(Dataset entries on figures)
--*--
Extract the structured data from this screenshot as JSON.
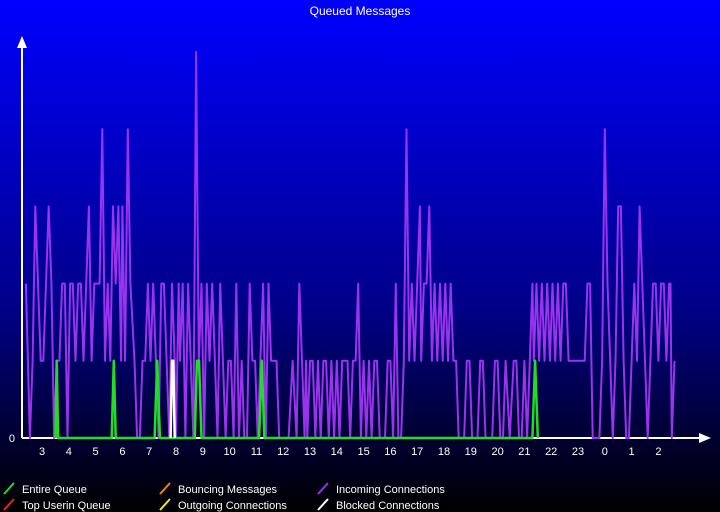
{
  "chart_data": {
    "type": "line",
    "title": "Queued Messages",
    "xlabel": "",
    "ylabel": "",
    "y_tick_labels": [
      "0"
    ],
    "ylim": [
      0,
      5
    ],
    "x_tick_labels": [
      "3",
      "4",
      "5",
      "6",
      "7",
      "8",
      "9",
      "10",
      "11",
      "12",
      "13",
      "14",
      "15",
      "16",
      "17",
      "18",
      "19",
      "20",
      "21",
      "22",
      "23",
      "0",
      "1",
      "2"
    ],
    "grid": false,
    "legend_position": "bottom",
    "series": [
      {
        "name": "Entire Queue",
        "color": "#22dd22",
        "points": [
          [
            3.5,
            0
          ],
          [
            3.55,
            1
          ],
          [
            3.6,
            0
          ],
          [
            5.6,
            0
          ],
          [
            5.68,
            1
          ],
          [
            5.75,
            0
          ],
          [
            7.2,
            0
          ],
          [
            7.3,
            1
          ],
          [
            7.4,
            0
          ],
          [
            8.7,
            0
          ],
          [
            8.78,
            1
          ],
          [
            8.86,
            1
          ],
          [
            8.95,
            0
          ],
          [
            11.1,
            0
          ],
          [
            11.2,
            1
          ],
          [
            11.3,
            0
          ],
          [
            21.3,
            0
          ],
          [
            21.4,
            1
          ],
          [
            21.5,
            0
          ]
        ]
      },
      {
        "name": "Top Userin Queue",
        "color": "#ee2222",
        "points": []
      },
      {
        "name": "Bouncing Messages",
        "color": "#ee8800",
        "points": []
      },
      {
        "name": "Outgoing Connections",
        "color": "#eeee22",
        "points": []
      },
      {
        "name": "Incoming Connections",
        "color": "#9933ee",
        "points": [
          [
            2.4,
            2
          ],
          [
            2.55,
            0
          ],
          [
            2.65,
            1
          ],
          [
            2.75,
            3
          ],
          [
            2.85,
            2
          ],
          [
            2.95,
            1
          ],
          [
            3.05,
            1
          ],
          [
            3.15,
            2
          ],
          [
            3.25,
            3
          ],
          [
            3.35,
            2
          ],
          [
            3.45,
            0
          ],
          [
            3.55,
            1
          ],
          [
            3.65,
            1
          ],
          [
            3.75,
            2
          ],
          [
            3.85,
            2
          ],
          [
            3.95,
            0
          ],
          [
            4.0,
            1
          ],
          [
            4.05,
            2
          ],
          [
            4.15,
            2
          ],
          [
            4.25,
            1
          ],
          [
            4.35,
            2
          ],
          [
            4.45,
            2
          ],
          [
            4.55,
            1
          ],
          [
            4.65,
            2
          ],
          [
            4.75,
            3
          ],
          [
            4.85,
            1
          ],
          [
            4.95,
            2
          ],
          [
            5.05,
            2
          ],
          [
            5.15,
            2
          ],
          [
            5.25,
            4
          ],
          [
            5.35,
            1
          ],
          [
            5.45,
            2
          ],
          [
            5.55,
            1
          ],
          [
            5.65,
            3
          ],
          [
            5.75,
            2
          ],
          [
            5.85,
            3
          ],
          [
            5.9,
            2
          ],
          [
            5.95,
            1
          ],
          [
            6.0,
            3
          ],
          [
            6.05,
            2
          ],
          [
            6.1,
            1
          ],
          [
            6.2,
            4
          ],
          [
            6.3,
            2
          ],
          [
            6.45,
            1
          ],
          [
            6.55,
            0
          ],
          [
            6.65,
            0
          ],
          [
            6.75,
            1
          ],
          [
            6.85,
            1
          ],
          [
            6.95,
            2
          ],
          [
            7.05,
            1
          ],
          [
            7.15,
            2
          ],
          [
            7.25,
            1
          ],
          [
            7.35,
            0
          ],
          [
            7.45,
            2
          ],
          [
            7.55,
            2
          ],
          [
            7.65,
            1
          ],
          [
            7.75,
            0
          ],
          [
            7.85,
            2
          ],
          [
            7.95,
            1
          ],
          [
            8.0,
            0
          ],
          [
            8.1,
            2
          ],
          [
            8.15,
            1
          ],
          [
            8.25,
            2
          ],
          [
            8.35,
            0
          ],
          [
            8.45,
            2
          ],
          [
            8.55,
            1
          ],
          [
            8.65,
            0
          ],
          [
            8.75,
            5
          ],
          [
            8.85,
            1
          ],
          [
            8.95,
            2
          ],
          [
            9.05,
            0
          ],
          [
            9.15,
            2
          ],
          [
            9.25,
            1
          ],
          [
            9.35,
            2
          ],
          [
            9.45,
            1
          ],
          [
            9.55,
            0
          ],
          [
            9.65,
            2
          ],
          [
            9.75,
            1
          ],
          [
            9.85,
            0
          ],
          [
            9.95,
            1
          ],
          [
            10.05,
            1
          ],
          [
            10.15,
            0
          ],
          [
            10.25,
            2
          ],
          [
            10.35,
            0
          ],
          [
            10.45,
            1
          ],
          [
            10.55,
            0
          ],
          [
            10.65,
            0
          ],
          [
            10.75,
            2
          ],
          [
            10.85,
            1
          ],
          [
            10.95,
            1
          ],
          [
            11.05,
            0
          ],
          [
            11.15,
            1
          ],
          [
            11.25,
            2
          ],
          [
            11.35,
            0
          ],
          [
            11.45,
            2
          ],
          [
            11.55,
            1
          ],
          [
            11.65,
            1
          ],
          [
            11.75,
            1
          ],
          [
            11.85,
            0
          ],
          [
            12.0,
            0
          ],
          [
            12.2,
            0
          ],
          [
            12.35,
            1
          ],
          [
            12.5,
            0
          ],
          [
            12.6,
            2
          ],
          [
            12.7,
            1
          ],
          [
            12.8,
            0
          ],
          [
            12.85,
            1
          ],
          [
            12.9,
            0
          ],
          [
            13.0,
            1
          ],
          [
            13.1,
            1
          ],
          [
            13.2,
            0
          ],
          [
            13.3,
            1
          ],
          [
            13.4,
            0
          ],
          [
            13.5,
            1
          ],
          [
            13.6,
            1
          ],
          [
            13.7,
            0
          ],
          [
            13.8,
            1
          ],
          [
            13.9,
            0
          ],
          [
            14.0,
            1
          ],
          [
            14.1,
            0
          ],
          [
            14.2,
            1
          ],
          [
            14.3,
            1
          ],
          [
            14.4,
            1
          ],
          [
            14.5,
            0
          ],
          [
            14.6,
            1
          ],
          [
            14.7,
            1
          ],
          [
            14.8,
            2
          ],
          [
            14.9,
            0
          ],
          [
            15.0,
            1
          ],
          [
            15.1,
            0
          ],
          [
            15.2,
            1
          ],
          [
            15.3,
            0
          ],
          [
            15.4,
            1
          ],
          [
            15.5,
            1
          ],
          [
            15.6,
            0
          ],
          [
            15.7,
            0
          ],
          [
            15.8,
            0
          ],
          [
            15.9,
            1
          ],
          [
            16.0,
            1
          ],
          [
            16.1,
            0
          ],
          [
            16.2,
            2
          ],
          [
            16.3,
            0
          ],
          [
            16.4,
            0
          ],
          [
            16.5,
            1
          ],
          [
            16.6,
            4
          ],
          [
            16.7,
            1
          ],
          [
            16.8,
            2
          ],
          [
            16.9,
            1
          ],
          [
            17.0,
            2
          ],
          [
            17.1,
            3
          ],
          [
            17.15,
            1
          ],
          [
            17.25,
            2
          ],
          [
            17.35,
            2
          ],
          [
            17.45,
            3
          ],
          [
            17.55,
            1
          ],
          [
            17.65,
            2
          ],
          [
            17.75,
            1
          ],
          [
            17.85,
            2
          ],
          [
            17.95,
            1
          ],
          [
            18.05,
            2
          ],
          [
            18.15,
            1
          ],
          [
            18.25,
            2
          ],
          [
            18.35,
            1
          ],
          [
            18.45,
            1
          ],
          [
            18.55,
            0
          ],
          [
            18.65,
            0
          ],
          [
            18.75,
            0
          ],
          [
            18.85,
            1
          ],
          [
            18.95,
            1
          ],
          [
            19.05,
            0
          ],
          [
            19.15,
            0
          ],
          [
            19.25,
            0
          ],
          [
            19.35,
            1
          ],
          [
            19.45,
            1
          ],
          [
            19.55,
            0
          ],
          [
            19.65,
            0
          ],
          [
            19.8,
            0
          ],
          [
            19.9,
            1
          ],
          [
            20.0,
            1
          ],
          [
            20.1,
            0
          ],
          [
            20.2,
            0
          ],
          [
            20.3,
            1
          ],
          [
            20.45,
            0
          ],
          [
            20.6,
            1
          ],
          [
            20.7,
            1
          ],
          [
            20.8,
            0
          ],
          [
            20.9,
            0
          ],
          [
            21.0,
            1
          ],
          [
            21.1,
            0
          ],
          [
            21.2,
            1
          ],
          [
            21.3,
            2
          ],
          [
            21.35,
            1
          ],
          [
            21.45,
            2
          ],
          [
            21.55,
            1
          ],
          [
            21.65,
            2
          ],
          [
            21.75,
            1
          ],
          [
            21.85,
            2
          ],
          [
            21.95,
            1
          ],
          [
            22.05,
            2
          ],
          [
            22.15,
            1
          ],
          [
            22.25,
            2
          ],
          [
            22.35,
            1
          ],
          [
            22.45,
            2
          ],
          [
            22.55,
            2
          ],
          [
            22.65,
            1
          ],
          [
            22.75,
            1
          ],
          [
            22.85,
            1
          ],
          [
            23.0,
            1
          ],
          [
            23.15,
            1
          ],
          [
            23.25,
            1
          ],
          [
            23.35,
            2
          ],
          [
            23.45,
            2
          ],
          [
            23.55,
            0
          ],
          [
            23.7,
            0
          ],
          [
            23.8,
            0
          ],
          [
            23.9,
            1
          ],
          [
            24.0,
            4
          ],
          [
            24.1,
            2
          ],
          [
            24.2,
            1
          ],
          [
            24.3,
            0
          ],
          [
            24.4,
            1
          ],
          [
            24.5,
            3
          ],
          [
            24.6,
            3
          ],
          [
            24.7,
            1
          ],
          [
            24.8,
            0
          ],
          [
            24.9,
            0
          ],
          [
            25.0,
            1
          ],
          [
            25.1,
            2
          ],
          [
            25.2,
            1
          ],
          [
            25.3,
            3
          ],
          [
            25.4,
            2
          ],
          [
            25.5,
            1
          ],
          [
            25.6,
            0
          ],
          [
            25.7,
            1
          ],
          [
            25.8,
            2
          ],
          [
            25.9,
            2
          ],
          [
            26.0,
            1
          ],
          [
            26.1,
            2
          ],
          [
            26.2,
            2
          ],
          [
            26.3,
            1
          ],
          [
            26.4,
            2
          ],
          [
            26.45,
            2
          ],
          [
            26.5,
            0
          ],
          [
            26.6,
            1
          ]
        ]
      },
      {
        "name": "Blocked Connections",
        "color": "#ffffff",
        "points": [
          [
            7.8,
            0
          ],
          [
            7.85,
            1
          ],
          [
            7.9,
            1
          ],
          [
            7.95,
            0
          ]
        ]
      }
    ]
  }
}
--*--
## Stated problem
Say how many lines in the listing above include "Messages". Give nothing but the number.

## Response to the exercise
2